Stored data entries ->
——————————

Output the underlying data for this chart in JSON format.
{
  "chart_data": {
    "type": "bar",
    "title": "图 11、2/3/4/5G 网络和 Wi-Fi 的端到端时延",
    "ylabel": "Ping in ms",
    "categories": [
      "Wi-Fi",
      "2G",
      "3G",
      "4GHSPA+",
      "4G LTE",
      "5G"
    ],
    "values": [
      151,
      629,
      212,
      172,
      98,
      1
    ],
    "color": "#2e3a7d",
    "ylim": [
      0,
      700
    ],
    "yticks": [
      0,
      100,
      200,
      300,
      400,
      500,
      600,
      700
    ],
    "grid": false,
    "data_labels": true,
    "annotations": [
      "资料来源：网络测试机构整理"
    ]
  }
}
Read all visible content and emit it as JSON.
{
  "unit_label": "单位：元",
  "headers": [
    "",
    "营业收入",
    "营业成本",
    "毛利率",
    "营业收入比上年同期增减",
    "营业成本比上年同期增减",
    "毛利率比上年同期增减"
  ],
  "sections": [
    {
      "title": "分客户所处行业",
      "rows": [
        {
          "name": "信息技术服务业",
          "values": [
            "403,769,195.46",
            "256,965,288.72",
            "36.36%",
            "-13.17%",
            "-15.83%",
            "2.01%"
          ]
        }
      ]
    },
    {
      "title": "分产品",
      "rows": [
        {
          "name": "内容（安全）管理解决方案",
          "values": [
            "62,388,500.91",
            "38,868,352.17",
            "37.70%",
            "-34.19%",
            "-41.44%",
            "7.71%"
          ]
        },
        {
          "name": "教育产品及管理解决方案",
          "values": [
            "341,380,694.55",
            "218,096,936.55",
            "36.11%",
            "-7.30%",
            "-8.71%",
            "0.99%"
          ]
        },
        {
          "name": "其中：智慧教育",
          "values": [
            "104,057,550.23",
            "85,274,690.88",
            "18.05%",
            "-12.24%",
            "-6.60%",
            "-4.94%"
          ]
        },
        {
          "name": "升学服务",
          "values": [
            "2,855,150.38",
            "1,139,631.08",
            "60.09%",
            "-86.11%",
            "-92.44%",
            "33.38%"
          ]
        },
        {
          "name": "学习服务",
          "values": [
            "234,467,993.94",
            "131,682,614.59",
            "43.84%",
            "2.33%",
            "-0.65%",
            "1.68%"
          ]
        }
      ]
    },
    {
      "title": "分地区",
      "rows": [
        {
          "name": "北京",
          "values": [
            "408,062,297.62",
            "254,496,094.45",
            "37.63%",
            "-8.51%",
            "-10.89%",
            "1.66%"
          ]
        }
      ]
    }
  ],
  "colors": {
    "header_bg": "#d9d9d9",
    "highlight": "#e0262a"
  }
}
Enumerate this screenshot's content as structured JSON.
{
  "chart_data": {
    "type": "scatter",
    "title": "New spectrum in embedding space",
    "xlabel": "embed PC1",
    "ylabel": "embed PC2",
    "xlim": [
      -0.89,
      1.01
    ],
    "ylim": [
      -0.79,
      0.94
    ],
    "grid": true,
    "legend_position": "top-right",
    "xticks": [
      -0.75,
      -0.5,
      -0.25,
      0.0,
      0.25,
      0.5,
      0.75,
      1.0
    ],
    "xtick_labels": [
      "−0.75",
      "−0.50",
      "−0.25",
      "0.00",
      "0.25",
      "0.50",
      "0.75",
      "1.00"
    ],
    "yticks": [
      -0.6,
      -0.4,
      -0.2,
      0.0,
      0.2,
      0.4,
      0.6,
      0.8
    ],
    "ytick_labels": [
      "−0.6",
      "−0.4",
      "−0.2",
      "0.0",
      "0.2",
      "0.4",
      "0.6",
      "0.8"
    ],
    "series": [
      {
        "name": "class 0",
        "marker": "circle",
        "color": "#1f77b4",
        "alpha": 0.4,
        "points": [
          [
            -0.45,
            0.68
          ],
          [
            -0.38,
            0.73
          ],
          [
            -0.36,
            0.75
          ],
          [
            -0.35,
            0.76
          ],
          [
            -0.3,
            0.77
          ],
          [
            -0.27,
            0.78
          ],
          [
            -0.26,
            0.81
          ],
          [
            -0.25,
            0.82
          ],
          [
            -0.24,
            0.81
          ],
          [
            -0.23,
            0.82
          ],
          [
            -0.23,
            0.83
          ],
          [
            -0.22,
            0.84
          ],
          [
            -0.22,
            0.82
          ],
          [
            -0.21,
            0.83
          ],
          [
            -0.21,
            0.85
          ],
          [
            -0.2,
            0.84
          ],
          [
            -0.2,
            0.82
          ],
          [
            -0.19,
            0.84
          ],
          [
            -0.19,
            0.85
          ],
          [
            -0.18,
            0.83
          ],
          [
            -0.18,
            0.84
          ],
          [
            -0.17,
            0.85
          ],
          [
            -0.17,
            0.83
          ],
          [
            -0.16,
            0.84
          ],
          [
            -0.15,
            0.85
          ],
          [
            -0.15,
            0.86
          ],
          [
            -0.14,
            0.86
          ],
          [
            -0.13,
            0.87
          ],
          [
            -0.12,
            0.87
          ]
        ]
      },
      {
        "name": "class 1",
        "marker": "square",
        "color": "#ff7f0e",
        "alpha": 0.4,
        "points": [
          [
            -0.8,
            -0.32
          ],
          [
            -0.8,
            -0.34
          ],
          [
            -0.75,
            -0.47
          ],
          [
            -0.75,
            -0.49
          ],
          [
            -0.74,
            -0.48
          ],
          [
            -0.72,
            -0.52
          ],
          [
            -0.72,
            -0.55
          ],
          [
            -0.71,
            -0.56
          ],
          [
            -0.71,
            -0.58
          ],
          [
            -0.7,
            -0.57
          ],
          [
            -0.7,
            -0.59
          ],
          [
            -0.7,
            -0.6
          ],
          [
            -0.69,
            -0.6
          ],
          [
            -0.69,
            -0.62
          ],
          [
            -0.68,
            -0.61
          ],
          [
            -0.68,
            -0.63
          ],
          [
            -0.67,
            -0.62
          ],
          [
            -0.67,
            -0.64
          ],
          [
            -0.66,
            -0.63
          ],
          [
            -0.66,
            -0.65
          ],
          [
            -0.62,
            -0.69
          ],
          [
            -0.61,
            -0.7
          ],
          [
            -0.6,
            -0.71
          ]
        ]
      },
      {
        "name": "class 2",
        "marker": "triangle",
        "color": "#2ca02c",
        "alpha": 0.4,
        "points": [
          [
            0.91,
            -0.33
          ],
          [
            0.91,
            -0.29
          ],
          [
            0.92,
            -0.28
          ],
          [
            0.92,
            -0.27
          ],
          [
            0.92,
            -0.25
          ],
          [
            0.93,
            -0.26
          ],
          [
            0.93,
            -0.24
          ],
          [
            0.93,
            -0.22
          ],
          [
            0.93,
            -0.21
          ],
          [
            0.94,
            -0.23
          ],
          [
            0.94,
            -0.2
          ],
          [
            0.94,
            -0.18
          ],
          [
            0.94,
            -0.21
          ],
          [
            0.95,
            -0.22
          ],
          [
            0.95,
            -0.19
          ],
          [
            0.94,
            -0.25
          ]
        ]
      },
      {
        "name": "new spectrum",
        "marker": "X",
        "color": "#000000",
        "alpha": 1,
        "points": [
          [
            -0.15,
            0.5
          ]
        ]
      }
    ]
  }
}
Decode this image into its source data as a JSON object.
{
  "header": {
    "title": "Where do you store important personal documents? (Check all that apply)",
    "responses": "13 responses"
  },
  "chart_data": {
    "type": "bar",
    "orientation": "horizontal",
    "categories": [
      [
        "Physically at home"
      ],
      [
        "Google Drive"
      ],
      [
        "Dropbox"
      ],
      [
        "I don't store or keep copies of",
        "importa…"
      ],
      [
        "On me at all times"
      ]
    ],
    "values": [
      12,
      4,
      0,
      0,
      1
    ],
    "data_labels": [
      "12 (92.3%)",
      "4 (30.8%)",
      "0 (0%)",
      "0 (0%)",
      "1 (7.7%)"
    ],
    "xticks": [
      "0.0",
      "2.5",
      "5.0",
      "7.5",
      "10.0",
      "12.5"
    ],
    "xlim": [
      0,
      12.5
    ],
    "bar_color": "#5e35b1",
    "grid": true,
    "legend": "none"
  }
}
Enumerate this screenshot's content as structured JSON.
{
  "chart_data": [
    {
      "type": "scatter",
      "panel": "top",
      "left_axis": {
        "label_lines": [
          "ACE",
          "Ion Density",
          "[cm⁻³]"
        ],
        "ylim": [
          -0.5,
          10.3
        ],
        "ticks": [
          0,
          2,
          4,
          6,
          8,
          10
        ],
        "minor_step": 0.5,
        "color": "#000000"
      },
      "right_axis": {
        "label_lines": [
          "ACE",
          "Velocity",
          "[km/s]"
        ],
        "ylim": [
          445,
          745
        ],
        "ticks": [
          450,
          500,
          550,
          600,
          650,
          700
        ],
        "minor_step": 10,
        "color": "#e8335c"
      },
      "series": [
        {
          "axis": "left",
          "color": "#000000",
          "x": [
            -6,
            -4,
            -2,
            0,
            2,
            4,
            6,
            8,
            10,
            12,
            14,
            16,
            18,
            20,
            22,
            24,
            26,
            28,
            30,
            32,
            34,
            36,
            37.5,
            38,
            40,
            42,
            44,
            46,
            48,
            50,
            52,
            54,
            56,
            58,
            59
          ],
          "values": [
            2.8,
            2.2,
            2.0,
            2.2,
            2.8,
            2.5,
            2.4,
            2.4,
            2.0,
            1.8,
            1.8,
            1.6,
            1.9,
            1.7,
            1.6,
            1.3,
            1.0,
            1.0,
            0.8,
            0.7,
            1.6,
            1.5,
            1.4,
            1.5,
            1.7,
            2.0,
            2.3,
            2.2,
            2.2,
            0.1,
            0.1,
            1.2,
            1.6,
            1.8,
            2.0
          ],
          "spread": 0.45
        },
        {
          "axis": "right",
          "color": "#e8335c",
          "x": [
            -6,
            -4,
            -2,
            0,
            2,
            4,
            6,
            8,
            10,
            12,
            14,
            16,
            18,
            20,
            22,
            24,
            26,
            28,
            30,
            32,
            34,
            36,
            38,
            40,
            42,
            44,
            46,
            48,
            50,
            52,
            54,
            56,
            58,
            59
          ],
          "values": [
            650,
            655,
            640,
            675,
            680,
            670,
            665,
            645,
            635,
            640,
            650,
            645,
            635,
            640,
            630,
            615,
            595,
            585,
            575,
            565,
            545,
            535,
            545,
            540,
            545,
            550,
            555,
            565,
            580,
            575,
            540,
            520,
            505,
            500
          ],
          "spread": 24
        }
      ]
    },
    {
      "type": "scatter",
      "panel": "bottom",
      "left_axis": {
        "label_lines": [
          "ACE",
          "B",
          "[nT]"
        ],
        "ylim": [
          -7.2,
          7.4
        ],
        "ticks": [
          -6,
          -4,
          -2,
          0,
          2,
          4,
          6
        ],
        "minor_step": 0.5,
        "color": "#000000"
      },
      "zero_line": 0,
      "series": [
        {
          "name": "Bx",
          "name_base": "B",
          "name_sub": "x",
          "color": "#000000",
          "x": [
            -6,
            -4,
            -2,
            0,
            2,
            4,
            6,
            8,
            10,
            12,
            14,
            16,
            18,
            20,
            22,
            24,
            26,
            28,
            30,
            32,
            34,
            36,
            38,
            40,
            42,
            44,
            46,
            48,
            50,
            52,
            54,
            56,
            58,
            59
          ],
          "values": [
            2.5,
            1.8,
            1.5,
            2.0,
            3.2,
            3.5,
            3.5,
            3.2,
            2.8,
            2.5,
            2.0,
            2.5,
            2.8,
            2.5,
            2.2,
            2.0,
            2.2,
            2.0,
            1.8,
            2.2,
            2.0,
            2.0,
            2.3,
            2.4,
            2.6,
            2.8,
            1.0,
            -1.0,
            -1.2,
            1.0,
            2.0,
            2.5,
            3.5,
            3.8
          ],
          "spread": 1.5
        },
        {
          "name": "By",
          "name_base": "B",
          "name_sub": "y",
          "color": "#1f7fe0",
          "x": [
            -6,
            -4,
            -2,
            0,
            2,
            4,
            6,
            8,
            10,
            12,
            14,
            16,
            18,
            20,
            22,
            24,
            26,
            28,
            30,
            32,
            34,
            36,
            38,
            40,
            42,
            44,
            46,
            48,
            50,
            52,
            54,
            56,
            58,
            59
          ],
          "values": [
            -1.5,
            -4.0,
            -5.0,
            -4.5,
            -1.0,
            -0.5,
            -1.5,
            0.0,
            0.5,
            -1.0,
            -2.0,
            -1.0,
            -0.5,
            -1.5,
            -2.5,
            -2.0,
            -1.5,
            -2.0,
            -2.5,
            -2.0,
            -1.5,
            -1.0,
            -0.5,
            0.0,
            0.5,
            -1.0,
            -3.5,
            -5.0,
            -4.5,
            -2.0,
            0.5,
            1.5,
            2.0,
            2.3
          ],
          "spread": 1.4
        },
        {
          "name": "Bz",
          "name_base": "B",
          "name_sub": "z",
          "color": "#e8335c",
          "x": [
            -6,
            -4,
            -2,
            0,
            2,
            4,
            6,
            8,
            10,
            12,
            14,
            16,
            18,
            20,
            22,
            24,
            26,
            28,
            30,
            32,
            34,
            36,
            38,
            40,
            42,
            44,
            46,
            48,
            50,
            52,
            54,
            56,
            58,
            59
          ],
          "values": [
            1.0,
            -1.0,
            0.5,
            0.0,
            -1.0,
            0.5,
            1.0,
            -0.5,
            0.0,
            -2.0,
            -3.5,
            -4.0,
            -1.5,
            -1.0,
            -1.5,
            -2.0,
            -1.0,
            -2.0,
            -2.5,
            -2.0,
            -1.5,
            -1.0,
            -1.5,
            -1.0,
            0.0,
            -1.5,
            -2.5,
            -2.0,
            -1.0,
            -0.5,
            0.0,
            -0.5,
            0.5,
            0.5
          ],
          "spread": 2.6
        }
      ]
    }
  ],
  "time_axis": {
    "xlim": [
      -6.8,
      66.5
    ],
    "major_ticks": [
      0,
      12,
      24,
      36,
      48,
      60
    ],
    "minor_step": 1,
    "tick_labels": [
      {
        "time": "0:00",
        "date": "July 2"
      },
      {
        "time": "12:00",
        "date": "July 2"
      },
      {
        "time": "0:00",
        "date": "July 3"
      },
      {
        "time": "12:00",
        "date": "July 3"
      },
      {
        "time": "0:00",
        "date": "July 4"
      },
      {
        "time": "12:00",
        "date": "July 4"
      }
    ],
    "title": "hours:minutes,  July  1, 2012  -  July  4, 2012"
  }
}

——————————

Required task -> Note how many lines of the material contain the string "spread". Then report that number by itself.

Result for this exercise -> 5